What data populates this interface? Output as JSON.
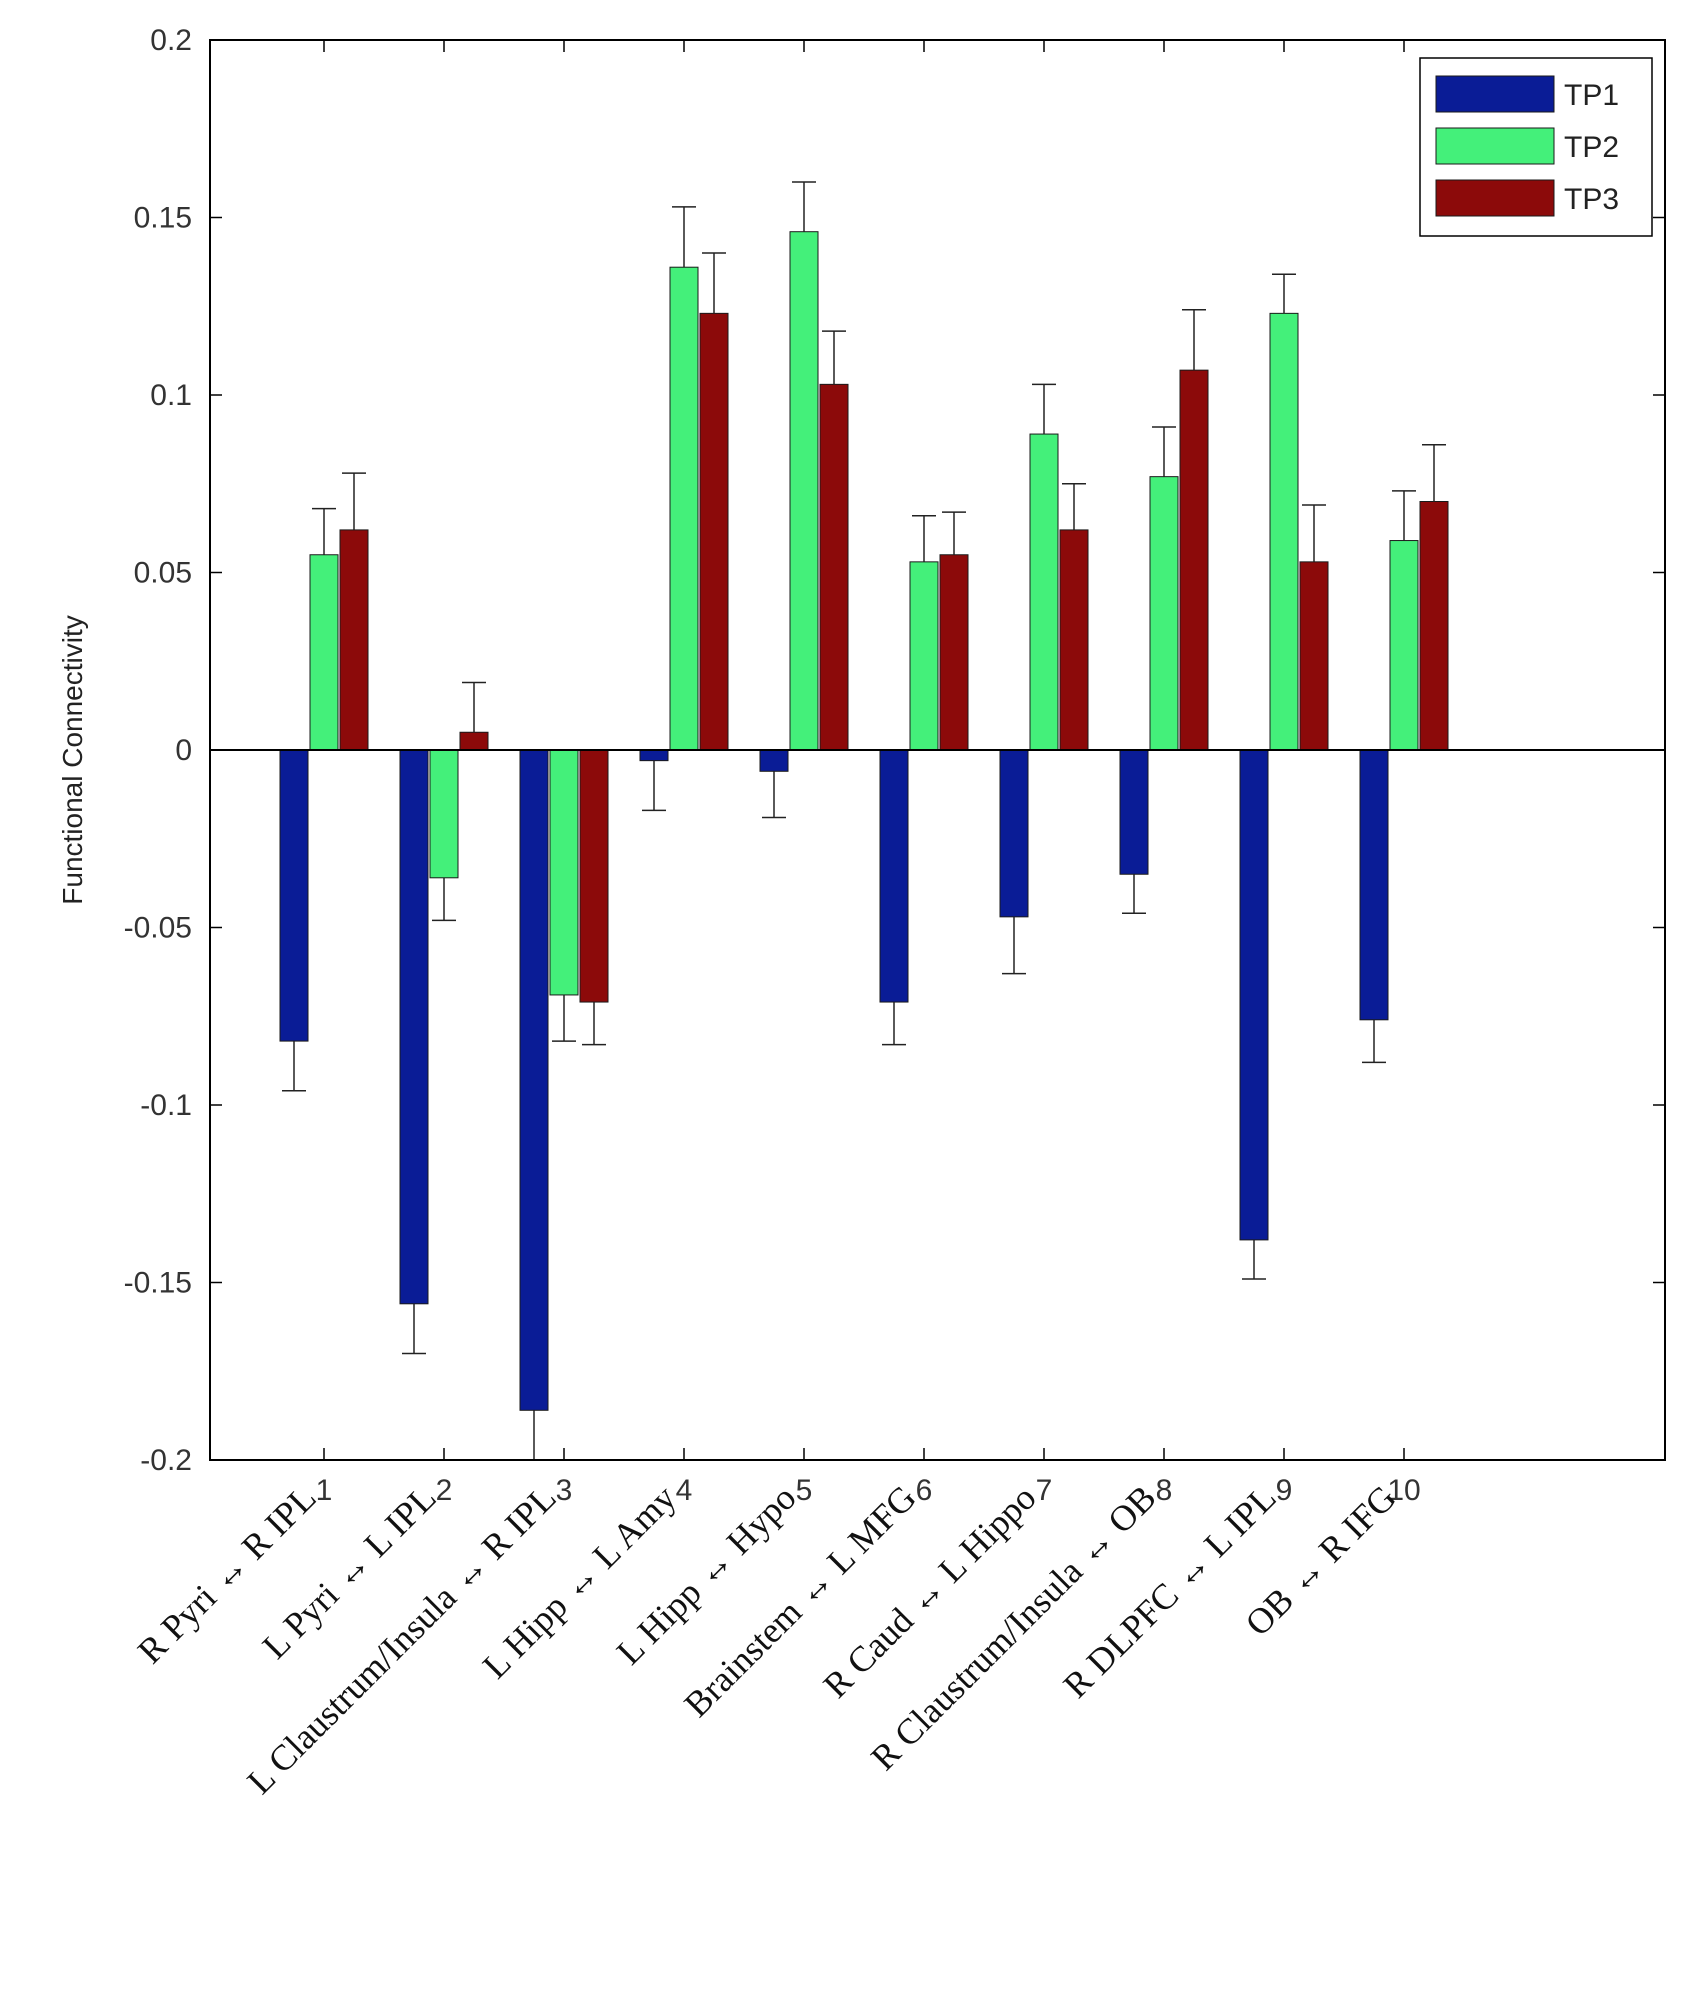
{
  "chart_data": {
    "type": "bar",
    "title": "",
    "xlabel": "",
    "ylabel": "Functional Connectivity",
    "ylim": [
      -0.2,
      0.2
    ],
    "yticks": [
      0.2,
      0.15,
      0.1,
      0.05,
      0,
      -0.05,
      -0.1,
      -0.15,
      -0.2
    ],
    "ytick_labels": [
      "0.2",
      "0.15",
      "0.1",
      "0.05",
      "0",
      "-0.05",
      "-0.1",
      "-0.15",
      "-0.2"
    ],
    "categories": [
      "1",
      "2",
      "3",
      "4",
      "5",
      "6",
      "7",
      "8",
      "9",
      "10"
    ],
    "connection_labels": [
      {
        "left": "R Pyri",
        "right": "R IPL"
      },
      {
        "left": "L Pyri",
        "right": "L IPL"
      },
      {
        "left": "L Claustrum/Insula",
        "right": "R IPL"
      },
      {
        "left": "L Hipp",
        "right": "L Amy"
      },
      {
        "left": "L Hipp",
        "right": "Hypo"
      },
      {
        "left": "Brainstem",
        "right": "L MFG"
      },
      {
        "left": "R Caud",
        "right": "L Hippo"
      },
      {
        "left": "R Claustrum/Insula",
        "right": "OB"
      },
      {
        "left": "R DLPFC",
        "right": "L IPL"
      },
      {
        "left": "OB",
        "right": "R IFG"
      }
    ],
    "arrow_symbol": "↔",
    "legend_position": "top-right",
    "series": [
      {
        "name": "TP1",
        "color": "#0a1c96",
        "values": [
          -0.082,
          -0.156,
          -0.186,
          -0.003,
          -0.006,
          -0.071,
          -0.047,
          -0.035,
          -0.138,
          -0.076
        ],
        "errors": [
          0.014,
          0.014,
          0.014,
          0.014,
          0.013,
          0.012,
          0.016,
          0.011,
          0.011,
          0.012
        ]
      },
      {
        "name": "TP2",
        "color": "#44f07a",
        "values": [
          0.055,
          -0.036,
          -0.069,
          0.136,
          0.146,
          0.053,
          0.089,
          0.077,
          0.123,
          0.059
        ],
        "errors": [
          0.013,
          0.012,
          0.013,
          0.017,
          0.014,
          0.013,
          0.014,
          0.014,
          0.011,
          0.014
        ]
      },
      {
        "name": "TP3",
        "color": "#8c0a0a",
        "values": [
          0.062,
          0.005,
          -0.071,
          0.123,
          0.103,
          0.055,
          0.062,
          0.107,
          0.053,
          0.07
        ],
        "errors": [
          0.016,
          0.014,
          0.012,
          0.017,
          0.015,
          0.012,
          0.013,
          0.017,
          0.016,
          0.016
        ]
      }
    ]
  }
}
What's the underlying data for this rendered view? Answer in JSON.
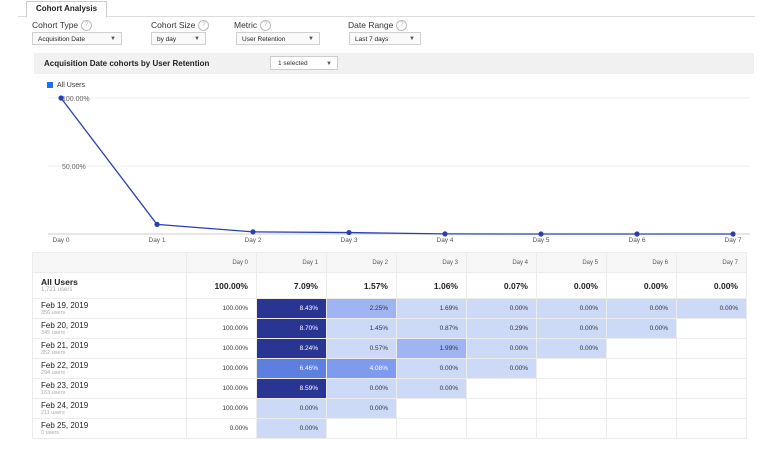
{
  "tab": "Cohort Analysis",
  "controls": [
    {
      "label": "Cohort Type",
      "value": "Acquisition Date"
    },
    {
      "label": "Cohort Size",
      "value": "by day"
    },
    {
      "label": "Metric",
      "value": "User Retention"
    },
    {
      "label": "Date Range",
      "value": "Last 7 days"
    }
  ],
  "help_glyph": "?",
  "panel": {
    "title": "Acquisition Date cohorts by User Retention",
    "selector": "1 selected"
  },
  "legend": "All Users",
  "colors": {
    "line": "#2b3fb4",
    "legend": "#1a73e8",
    "dark": "#283593",
    "light": "#ccdaf8"
  },
  "chart_data": {
    "type": "line",
    "categories": [
      "Day 0",
      "Day 1",
      "Day 2",
      "Day 3",
      "Day 4",
      "Day 5",
      "Day 6",
      "Day 7"
    ],
    "series": [
      {
        "name": "All Users",
        "values": [
          100,
          7.09,
          1.57,
          1.06,
          0.07,
          0.0,
          0.0,
          0.0
        ]
      }
    ],
    "ytick_labels": [
      "100.00%",
      "50.00%"
    ],
    "ylim": [
      0,
      100
    ]
  },
  "table": {
    "header": [
      "Day 0",
      "Day 1",
      "Day 2",
      "Day 3",
      "Day 4",
      "Day 5",
      "Day 6",
      "Day 7"
    ],
    "all_users": {
      "label": "All Users",
      "users": "1,721 users",
      "values": [
        "100.00%",
        "7.09%",
        "1.57%",
        "1.06%",
        "0.07%",
        "0.00%",
        "0.00%",
        "0.00%"
      ]
    },
    "rows": [
      {
        "date": "Feb 19, 2019",
        "users": "356 users",
        "values": [
          "100.00%",
          "8.43%",
          "2.25%",
          "1.69%",
          "0.00%",
          "0.00%",
          "0.00%",
          "0.00%"
        ]
      },
      {
        "date": "Feb 20, 2019",
        "users": "345 users",
        "values": [
          "100.00%",
          "8.70%",
          "1.45%",
          "0.87%",
          "0.29%",
          "0.00%",
          "0.00%"
        ]
      },
      {
        "date": "Feb 21, 2019",
        "users": "352 users",
        "values": [
          "100.00%",
          "8.24%",
          "0.57%",
          "1.99%",
          "0.00%",
          "0.00%"
        ]
      },
      {
        "date": "Feb 22, 2019",
        "users": "294 users",
        "values": [
          "100.00%",
          "6.46%",
          "4.08%",
          "0.00%",
          "0.00%"
        ]
      },
      {
        "date": "Feb 23, 2019",
        "users": "163 users",
        "values": [
          "100.00%",
          "8.59%",
          "0.00%",
          "0.00%"
        ]
      },
      {
        "date": "Feb 24, 2019",
        "users": "211 users",
        "values": [
          "100.00%",
          "0.00%",
          "0.00%"
        ]
      },
      {
        "date": "Feb 25, 2019",
        "users": "0 users",
        "values": [
          "0.00%",
          "0.00%"
        ]
      }
    ]
  }
}
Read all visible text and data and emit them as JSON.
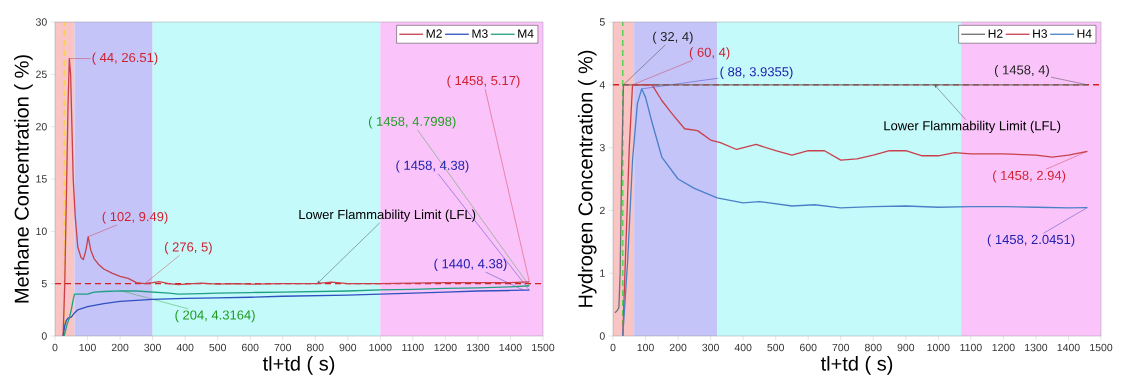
{
  "chart_data": [
    {
      "type": "line",
      "xlabel": "tl+td ( s)",
      "ylabel": "Methane Concentration ( %)",
      "xlim": [
        0,
        1500
      ],
      "ylim": [
        0,
        30
      ],
      "xticks": [
        0,
        100,
        200,
        300,
        400,
        500,
        600,
        700,
        800,
        900,
        1000,
        1100,
        1200,
        1300,
        1400,
        1500
      ],
      "yticks": [
        0,
        5,
        10,
        15,
        20,
        25,
        30
      ],
      "legend": "top right",
      "marker": "none",
      "series": [
        {
          "name": "M2",
          "color": "#c8404c",
          "x": [
            25,
            30,
            36,
            40,
            44,
            48,
            52,
            56,
            62,
            70,
            80,
            87,
            95,
            102,
            110,
            120,
            135,
            150,
            175,
            200,
            225,
            250,
            276,
            300,
            320,
            350,
            380,
            400,
            450,
            500,
            550,
            600,
            700,
            800,
            850,
            900,
            1000,
            1100,
            1200,
            1300,
            1400,
            1458
          ],
          "values": [
            0,
            5,
            15,
            22,
            26.51,
            25,
            20,
            15,
            11.5,
            8.5,
            7.5,
            7.3,
            8.2,
            9.49,
            8.2,
            7.4,
            6.8,
            6.4,
            6,
            5.7,
            5.5,
            5.1,
            5,
            5.1,
            5.2,
            5,
            4.9,
            4.95,
            5.05,
            4.95,
            5,
            4.95,
            5,
            5,
            5.15,
            5,
            5,
            5.05,
            5.1,
            5.1,
            5.1,
            5.17
          ]
        },
        {
          "name": "M3",
          "color": "#3050c0",
          "x": [
            25,
            30,
            35,
            40,
            50,
            60,
            70,
            80,
            100,
            150,
            200,
            250,
            300,
            400,
            500,
            600,
            700,
            800,
            900,
            1000,
            1100,
            1200,
            1300,
            1400,
            1440,
            1458
          ],
          "values": [
            0,
            1,
            1.5,
            1.7,
            1.8,
            2.2,
            2.5,
            2.6,
            2.8,
            3.1,
            3.3,
            3.4,
            3.5,
            3.6,
            3.65,
            3.7,
            3.8,
            3.85,
            3.9,
            4.0,
            4.1,
            4.2,
            4.3,
            4.35,
            4.38,
            4.38
          ]
        },
        {
          "name": "M4",
          "color": "#20a080",
          "x": [
            28,
            32,
            38,
            44,
            50,
            56,
            60,
            80,
            100,
            120,
            150,
            204,
            250,
            300,
            350,
            380,
            450,
            500,
            600,
            700,
            800,
            900,
            1000,
            1100,
            1200,
            1300,
            1400,
            1458
          ],
          "values": [
            0,
            0.5,
            1.2,
            1.7,
            2.5,
            3.5,
            4,
            4,
            4,
            4.2,
            4.25,
            4.3164,
            4.3,
            4.2,
            4.1,
            4,
            4.05,
            4.1,
            4.15,
            4.2,
            4.25,
            4.3,
            4.4,
            4.45,
            4.55,
            4.6,
            4.7,
            4.7998
          ]
        }
      ],
      "bands": [
        {
          "axis": "x",
          "from": 0,
          "to": 60,
          "color": "#f8c4c4"
        },
        {
          "axis": "x",
          "from": 60,
          "to": 300,
          "color": "#c4c4f8"
        },
        {
          "axis": "x",
          "from": 300,
          "to": 1000,
          "color": "#c4fafa"
        },
        {
          "axis": "x",
          "from": 1000,
          "to": 1500,
          "color": "#fac4fa"
        }
      ],
      "ref_lines": [
        {
          "axis": "y",
          "value": 5,
          "label": "Lower Flammability Limit (LFL)",
          "color": "#d42020",
          "line_style": "dashed"
        },
        {
          "axis": "x",
          "value": 28,
          "color": "#f8d040",
          "line_style": "dashed"
        }
      ],
      "annotations": [
        {
          "text": "( 44, 26.51)",
          "x": 44,
          "y": 26.51
        },
        {
          "text": "( 102, 9.49)",
          "x": 102,
          "y": 9.49
        },
        {
          "text": "( 276, 5)",
          "x": 276,
          "y": 5
        },
        {
          "text": "( 204, 4.3164)",
          "x": 204,
          "y": 4.3164
        },
        {
          "text": "( 1440, 4.38)",
          "x": 1440,
          "y": 4.38
        },
        {
          "text": "( 1458, 4.38)",
          "x": 1458,
          "y": 4.38
        },
        {
          "text": "( 1458, 4.7998)",
          "x": 1458,
          "y": 4.7998
        },
        {
          "text": "( 1458, 5.17)",
          "x": 1458,
          "y": 5.17
        }
      ]
    },
    {
      "type": "line",
      "xlabel": "tl+td ( s)",
      "ylabel": "Hydrogen Concentration ( %)",
      "xlim": [
        0,
        1500
      ],
      "ylim": [
        0,
        5
      ],
      "xticks": [
        0,
        100,
        200,
        300,
        400,
        500,
        600,
        700,
        800,
        900,
        1000,
        1100,
        1200,
        1300,
        1400,
        1500
      ],
      "yticks": [
        0,
        1,
        2,
        3,
        4,
        5
      ],
      "legend": "top right",
      "marker": "none",
      "series": [
        {
          "name": "H2",
          "color": "#707070",
          "x": [
            6,
            12,
            18,
            22,
            26,
            32,
            100,
            500,
            1000,
            1458
          ],
          "values": [
            0.37,
            0.4,
            0.45,
            1,
            2.5,
            4,
            4,
            4,
            4,
            4
          ]
        },
        {
          "name": "H3",
          "color": "#c8404c",
          "x": [
            30,
            40,
            50,
            60,
            90,
            120,
            150,
            180,
            220,
            260,
            300,
            330,
            380,
            440,
            500,
            550,
            600,
            650,
            700,
            750,
            800,
            850,
            900,
            950,
            1000,
            1050,
            1100,
            1200,
            1300,
            1350,
            1400,
            1458
          ],
          "values": [
            0,
            1.5,
            3,
            4,
            4,
            4,
            3.75,
            3.55,
            3.3,
            3.27,
            3.12,
            3.08,
            2.97,
            3.05,
            2.95,
            2.88,
            2.95,
            2.95,
            2.8,
            2.82,
            2.88,
            2.95,
            2.95,
            2.87,
            2.87,
            2.92,
            2.9,
            2.9,
            2.88,
            2.85,
            2.88,
            2.94
          ]
        },
        {
          "name": "H4",
          "color": "#4a80c8",
          "x": [
            30,
            45,
            60,
            75,
            88,
            100,
            120,
            150,
            200,
            250,
            320,
            400,
            450,
            550,
            620,
            700,
            800,
            900,
            1000,
            1100,
            1200,
            1300,
            1400,
            1458
          ],
          "values": [
            0,
            1.2,
            2.8,
            3.7,
            3.9355,
            3.8,
            3.4,
            2.85,
            2.5,
            2.35,
            2.2,
            2.12,
            2.14,
            2.07,
            2.09,
            2.04,
            2.06,
            2.07,
            2.05,
            2.06,
            2.06,
            2.05,
            2.04,
            2.0451
          ]
        }
      ],
      "bands": [
        {
          "axis": "x",
          "from": 0,
          "to": 65,
          "color": "#f8c4c4"
        },
        {
          "axis": "x",
          "from": 65,
          "to": 320,
          "color": "#c4c4f8"
        },
        {
          "axis": "x",
          "from": 320,
          "to": 1070,
          "color": "#c4fafa"
        },
        {
          "axis": "x",
          "from": 1070,
          "to": 1500,
          "color": "#fac4fa"
        }
      ],
      "ref_lines": [
        {
          "axis": "y",
          "value": 4,
          "label": "Lower Flammability Limit (LFL)",
          "color": "#d42020",
          "line_style": "dashed"
        },
        {
          "axis": "x",
          "value": 30,
          "color": "#50d050",
          "line_style": "dashed"
        }
      ],
      "annotations": [
        {
          "text": "( 32, 4)",
          "x": 32,
          "y": 4
        },
        {
          "text": "( 60, 4)",
          "x": 60,
          "y": 4
        },
        {
          "text": "( 88, 3.9355)",
          "x": 88,
          "y": 3.9355
        },
        {
          "text": "( 1458, 4)",
          "x": 1458,
          "y": 4
        },
        {
          "text": "( 1458, 2.94)",
          "x": 1458,
          "y": 2.94
        },
        {
          "text": "( 1458, 2.0451)",
          "x": 1458,
          "y": 2.0451
        }
      ]
    }
  ]
}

WRITTEN TASK
Look through the entries above for the word "Concentration". Copy every line where it shows up.

RESPONSE
      "ylabel": "Methane Concentration ( %)",
      "ylabel": "Hydrogen Concentration ( %)",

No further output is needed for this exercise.